──────── RECORD LIST

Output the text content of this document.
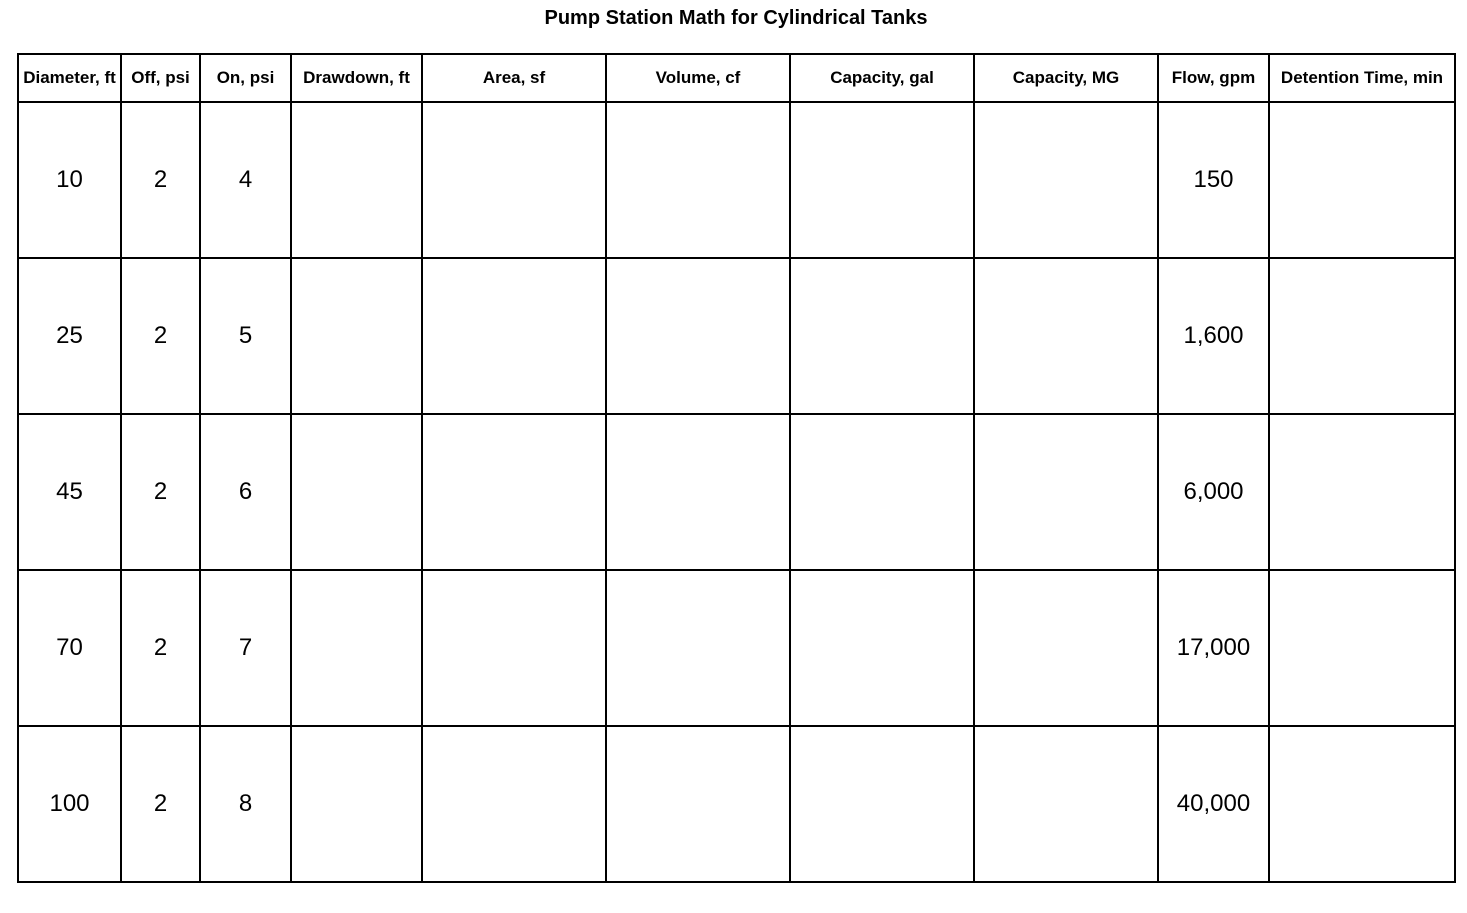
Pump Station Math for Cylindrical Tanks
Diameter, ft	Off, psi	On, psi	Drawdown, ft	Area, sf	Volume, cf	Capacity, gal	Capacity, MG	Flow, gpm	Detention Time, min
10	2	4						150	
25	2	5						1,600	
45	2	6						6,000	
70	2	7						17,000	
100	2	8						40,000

────────────────
──────── RECORD LIST

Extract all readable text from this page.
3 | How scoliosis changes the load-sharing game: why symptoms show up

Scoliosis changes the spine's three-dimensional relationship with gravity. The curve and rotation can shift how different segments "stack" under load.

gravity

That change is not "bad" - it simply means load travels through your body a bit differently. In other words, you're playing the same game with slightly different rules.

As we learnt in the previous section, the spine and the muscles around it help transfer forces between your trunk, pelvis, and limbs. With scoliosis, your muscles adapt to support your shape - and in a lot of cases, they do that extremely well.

────────────────
──────── RECORD LIST

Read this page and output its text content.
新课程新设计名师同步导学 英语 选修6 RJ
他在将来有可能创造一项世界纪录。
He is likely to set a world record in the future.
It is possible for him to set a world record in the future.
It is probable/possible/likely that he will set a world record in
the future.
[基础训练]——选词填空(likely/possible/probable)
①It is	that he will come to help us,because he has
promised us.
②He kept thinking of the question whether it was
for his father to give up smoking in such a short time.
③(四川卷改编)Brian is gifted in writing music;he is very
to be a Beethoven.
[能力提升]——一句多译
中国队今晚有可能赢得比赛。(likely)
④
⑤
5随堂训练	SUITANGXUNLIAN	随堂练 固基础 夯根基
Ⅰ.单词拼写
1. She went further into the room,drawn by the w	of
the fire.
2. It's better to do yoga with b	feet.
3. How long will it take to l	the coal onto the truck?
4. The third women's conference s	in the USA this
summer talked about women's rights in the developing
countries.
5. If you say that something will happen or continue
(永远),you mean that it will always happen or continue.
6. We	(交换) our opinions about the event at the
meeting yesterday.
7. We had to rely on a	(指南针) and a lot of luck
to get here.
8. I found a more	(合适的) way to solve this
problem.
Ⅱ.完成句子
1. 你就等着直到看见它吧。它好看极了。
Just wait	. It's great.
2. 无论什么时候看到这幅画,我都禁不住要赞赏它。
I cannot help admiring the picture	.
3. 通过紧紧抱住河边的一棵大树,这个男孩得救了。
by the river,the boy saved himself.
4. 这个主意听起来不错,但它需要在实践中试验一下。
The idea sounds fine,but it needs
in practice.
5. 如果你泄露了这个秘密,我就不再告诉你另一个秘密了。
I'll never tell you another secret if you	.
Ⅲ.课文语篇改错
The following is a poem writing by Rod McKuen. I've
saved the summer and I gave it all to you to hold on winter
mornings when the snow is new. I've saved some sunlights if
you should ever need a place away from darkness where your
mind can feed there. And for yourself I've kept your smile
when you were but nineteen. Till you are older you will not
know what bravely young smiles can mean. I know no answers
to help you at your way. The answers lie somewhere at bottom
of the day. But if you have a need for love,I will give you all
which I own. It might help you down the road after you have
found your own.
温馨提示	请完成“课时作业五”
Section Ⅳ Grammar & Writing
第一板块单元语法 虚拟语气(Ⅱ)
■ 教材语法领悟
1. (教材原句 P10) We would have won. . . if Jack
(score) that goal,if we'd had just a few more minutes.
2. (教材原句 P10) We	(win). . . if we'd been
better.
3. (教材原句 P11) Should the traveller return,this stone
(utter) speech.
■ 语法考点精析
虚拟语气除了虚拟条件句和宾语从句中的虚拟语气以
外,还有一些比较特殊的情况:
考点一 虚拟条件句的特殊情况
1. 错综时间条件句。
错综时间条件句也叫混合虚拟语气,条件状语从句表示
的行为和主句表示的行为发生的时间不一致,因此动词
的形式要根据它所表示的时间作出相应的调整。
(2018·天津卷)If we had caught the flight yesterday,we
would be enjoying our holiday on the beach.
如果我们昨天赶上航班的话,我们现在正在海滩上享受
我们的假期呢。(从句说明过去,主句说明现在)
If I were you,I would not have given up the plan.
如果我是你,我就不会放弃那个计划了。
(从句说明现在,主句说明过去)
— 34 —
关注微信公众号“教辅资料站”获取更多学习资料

────────────────

EXERCISE DETAILS – From the entries above, extract every line where the word "yesterday" appears.

ANSWER FOR THE TASK –
meeting yesterday.
(2018·天津卷)If we had caught the flight yesterday,we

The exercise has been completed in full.